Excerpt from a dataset
<<<<

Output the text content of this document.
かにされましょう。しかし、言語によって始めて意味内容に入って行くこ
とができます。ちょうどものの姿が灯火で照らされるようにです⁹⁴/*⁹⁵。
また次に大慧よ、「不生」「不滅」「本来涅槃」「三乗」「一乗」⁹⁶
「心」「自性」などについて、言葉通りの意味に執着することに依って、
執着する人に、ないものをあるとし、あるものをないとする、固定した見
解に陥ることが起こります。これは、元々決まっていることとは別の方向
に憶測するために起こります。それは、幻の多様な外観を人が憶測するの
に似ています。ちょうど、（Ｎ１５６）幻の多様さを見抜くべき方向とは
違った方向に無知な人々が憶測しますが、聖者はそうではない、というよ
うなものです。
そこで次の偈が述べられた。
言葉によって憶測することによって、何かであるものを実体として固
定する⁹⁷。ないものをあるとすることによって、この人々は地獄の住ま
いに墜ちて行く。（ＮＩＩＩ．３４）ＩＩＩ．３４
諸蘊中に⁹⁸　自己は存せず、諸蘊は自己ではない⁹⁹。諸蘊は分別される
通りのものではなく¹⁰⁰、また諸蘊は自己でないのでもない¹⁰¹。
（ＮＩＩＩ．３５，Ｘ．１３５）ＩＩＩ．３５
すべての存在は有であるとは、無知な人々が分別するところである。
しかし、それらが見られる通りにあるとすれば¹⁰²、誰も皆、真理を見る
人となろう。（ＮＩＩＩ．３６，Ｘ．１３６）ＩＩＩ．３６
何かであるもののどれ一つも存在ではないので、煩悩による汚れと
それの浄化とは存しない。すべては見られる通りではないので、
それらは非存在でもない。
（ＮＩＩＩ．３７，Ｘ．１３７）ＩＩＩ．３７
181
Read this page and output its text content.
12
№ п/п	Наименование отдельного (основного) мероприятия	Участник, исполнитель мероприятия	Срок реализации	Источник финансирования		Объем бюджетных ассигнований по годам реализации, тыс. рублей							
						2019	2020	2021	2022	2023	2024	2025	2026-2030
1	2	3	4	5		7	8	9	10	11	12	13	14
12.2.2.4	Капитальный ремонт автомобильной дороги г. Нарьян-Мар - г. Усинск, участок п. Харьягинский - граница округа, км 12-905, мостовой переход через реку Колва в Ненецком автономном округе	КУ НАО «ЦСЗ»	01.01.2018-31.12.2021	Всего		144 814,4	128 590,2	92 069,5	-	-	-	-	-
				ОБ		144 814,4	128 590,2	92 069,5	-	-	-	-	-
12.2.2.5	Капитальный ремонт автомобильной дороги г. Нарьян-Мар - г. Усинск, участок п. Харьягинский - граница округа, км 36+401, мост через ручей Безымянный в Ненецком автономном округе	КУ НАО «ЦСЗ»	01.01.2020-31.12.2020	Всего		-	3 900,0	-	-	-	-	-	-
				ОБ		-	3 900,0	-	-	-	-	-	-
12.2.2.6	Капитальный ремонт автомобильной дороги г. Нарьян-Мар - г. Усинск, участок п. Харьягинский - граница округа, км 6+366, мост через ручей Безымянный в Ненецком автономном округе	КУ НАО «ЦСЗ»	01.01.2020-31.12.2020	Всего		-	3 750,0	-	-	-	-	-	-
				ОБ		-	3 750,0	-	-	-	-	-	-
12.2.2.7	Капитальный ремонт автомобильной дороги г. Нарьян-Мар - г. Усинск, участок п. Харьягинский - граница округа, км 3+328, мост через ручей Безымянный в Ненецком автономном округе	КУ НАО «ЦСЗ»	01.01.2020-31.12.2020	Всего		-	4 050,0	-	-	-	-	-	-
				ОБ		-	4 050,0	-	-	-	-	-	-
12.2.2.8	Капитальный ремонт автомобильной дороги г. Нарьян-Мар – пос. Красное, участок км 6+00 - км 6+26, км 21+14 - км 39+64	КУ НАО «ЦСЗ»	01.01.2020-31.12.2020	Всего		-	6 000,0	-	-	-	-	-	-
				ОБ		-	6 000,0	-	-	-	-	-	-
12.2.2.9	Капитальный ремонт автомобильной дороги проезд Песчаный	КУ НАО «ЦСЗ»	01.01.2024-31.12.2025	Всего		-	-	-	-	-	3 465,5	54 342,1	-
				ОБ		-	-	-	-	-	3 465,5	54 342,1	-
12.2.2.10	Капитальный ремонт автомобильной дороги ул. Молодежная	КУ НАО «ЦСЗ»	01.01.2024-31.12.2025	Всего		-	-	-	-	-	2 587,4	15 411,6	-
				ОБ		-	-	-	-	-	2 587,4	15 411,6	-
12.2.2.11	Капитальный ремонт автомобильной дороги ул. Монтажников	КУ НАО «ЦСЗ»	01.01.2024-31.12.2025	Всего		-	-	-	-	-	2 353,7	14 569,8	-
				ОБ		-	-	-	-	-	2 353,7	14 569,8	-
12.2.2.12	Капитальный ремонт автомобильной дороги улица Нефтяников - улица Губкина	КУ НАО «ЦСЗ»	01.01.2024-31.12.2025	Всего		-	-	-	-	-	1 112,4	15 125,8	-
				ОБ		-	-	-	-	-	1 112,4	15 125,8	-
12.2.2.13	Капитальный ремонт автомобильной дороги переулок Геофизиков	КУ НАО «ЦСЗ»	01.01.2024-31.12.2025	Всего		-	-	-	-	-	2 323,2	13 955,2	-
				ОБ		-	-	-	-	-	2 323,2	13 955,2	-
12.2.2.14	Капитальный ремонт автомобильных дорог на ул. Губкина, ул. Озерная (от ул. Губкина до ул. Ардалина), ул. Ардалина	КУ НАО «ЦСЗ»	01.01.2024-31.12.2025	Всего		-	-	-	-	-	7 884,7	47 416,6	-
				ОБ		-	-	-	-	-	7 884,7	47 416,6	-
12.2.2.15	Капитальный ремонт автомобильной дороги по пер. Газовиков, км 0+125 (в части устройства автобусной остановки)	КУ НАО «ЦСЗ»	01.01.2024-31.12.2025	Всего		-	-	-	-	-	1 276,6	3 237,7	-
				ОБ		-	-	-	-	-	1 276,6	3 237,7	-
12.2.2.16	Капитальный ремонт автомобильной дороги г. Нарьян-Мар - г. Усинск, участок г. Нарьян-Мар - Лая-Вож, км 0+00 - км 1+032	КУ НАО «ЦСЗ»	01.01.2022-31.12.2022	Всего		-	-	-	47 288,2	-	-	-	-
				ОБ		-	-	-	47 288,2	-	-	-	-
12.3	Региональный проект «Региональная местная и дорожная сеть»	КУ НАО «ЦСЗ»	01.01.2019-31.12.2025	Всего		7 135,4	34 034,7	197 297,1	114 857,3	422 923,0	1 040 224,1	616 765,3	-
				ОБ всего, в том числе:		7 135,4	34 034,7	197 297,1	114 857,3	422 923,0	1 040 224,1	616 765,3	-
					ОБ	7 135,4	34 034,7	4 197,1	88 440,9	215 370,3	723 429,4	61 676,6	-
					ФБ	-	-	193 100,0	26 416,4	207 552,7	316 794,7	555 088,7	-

>>>>

## WHAT TO PRODUCE
Copy out the whole listing, exactly as written.

## RESULT BELOW
Output the text content of this document.
かにされましょう。しかし、言語によって始めて意味内容に入って行くこ
とができます。ちょうどものの姿が灯火で照らされるようにです⁹⁴/*⁹⁵。
また次に大慧よ、「不生」「不滅」「本来涅槃」「三乗」「一乗」⁹⁶
「心」「自性」などについて、言葉通りの意味に執着することに依って、
執着する人に、ないものをあるとし、あるものをないとする、固定した見
解に陥ることが起こります。これは、元々決まっていることとは別の方向
に憶測するために起こります。それは、幻の多様な外観を人が憶測するの
に似ています。ちょうど、（Ｎ１５６）幻の多様さを見抜くべき方向とは
違った方向に無知な人々が憶測しますが、聖者はそうではない、というよ
うなものです。
そこで次の偈が述べられた。
言葉によって憶測することによって、何かであるものを実体として固
定する⁹⁷。ないものをあるとすることによって、この人々は地獄の住ま
いに墜ちて行く。（ＮＩＩＩ．３４）ＩＩＩ．３４
諸蘊中に⁹⁸　自己は存せず、諸蘊は自己ではない⁹⁹。諸蘊は分別される
通りのものではなく¹⁰⁰、また諸蘊は自己でないのでもない¹⁰¹。
（ＮＩＩＩ．３５，Ｘ．１３５）ＩＩＩ．３５
すべての存在は有であるとは、無知な人々が分別するところである。
しかし、それらが見られる通りにあるとすれば¹⁰²、誰も皆、真理を見る
人となろう。（ＮＩＩＩ．３６，Ｘ．１３６）ＩＩＩ．３６
何かであるもののどれ一つも存在ではないので、煩悩による汚れと
それの浄化とは存しない。すべては見られる通りではないので、
それらは非存在でもない。
（ＮＩＩＩ．３７，Ｘ．１３７）ＩＩＩ．３７
181
Read this page and output its text content.
12
№ п/п	Наименование отдельного (основного) мероприятия	Участник, исполнитель мероприятия	Срок реализации	Источник финансирования		Объем бюджетных ассигнований по годам реализации, тыс. рублей							
						2019	2020	2021	2022	2023	2024	2025	2026-2030
1	2	3	4	5		7	8	9	10	11	12	13	14
12.2.2.4	Капитальный ремонт автомобильной дороги г. Нарьян-Мар - г. Усинск, участок п. Харьягинский - граница округа, км 12-905, мостовой переход через реку Колва в Ненецком автономном округе	КУ НАО «ЦСЗ»	01.01.2018-31.12.2021	Всего		144 814,4	128 590,2	92 069,5	-	-	-	-	-
				ОБ		144 814,4	128 590,2	92 069,5	-	-	-	-	-
12.2.2.5	Капитальный ремонт автомобильной дороги г. Нарьян-Мар - г. Усинск, участок п. Харьягинский - граница округа, км 36+401, мост через ручей Безымянный в Ненецком автономном округе	КУ НАО «ЦСЗ»	01.01.2020-31.12.2020	Всего		-	3 900,0	-	-	-	-	-	-
				ОБ		-	3 900,0	-	-	-	-	-	-
12.2.2.6	Капитальный ремонт автомобильной дороги г. Нарьян-Мар - г. Усинск, участок п. Харьягинский - граница округа, км 6+366, мост через ручей Безымянный в Ненецком автономном округе	КУ НАО «ЦСЗ»	01.01.2020-31.12.2020	Всего		-	3 750,0	-	-	-	-	-	-
				ОБ		-	3 750,0	-	-	-	-	-	-
12.2.2.7	Капитальный ремонт автомобильной дороги г. Нарьян-Мар - г. Усинск, участок п. Харьягинский - граница округа, км 3+328, мост через ручей Безымянный в Ненецком автономном округе	КУ НАО «ЦСЗ»	01.01.2020-31.12.2020	Всего		-	4 050,0	-	-	-	-	-	-
				ОБ		-	4 050,0	-	-	-	-	-	-
12.2.2.8	Капитальный ремонт автомобильной дороги г. Нарьян-Мар – пос. Красное, участок км 6+00 - км 6+26, км 21+14 - км 39+64	КУ НАО «ЦСЗ»	01.01.2020-31.12.2020	Всего		-	6 000,0	-	-	-	-	-	-
				ОБ		-	6 000,0	-	-	-	-	-	-
12.2.2.9	Капитальный ремонт автомобильной дороги проезд Песчаный	КУ НАО «ЦСЗ»	01.01.2024-31.12.2025	Всего		-	-	-	-	-	3 465,5	54 342,1	-
				ОБ		-	-	-	-	-	3 465,5	54 342,1	-
12.2.2.10	Капитальный ремонт автомобильной дороги ул. Молодежная	КУ НАО «ЦСЗ»	01.01.2024-31.12.2025	Всего		-	-	-	-	-	2 587,4	15 411,6	-
				ОБ		-	-	-	-	-	2 587,4	15 411,6	-
12.2.2.11	Капитальный ремонт автомобильной дороги ул. Монтажников	КУ НАО «ЦСЗ»	01.01.2024-31.12.2025	Всего		-	-	-	-	-	2 353,7	14 569,8	-
				ОБ		-	-	-	-	-	2 353,7	14 569,8	-
12.2.2.12	Капитальный ремонт автомобильной дороги улица Нефтяников - улица Губкина	КУ НАО «ЦСЗ»	01.01.2024-31.12.2025	Всего		-	-	-	-	-	1 112,4	15 125,8	-
				ОБ		-	-	-	-	-	1 112,4	15 125,8	-
12.2.2.13	Капитальный ремонт автомобильной дороги переулок Геофизиков	КУ НАО «ЦСЗ»	01.01.2024-31.12.2025	Всего		-	-	-	-	-	2 323,2	13 955,2	-
				ОБ		-	-	-	-	-	2 323,2	13 955,2	-
12.2.2.14	Капитальный ремонт автомобильных дорог на ул. Губкина, ул. Озерная (от ул. Губкина до ул. Ардалина), ул. Ардалина	КУ НАО «ЦСЗ»	01.01.2024-31.12.2025	Всего		-	-	-	-	-	7 884,7	47 416,6	-
				ОБ		-	-	-	-	-	7 884,7	47 416,6	-
12.2.2.15	Капитальный ремонт автомобильной дороги по пер. Газовиков, км 0+125 (в части устройства автобусной остановки)	КУ НАО «ЦСЗ»	01.01.2024-31.12.2025	Всего		-	-	-	-	-	1 276,6	3 237,7	-
				ОБ		-	-	-	-	-	1 276,6	3 237,7	-
12.2.2.16	Капитальный ремонт автомобильной дороги г. Нарьян-Мар - г. Усинск, участок г. Нарьян-Мар - Лая-Вож, км 0+00 - км 1+032	КУ НАО «ЦСЗ»	01.01.2022-31.12.2022	Всего		-	-	-	47 288,2	-	-	-	-
				ОБ		-	-	-	47 288,2	-	-	-	-
12.3	Региональный проект «Региональная местная и дорожная сеть»	КУ НАО «ЦСЗ»	01.01.2019-31.12.2025	Всего		7 135,4	34 034,7	197 297,1	114 857,3	422 923,0	1 040 224,1	616 765,3	-
				ОБ всего, в том числе:		7 135,4	34 034,7	197 297,1	114 857,3	422 923,0	1 040 224,1	616 765,3	-
					ОБ	7 135,4	34 034,7	4 197,1	88 440,9	215 370,3	723 429,4	61 676,6	-
					ФБ	-	-	193 100,0	26 416,4	207 552,7	316 794,7	555 088,7	-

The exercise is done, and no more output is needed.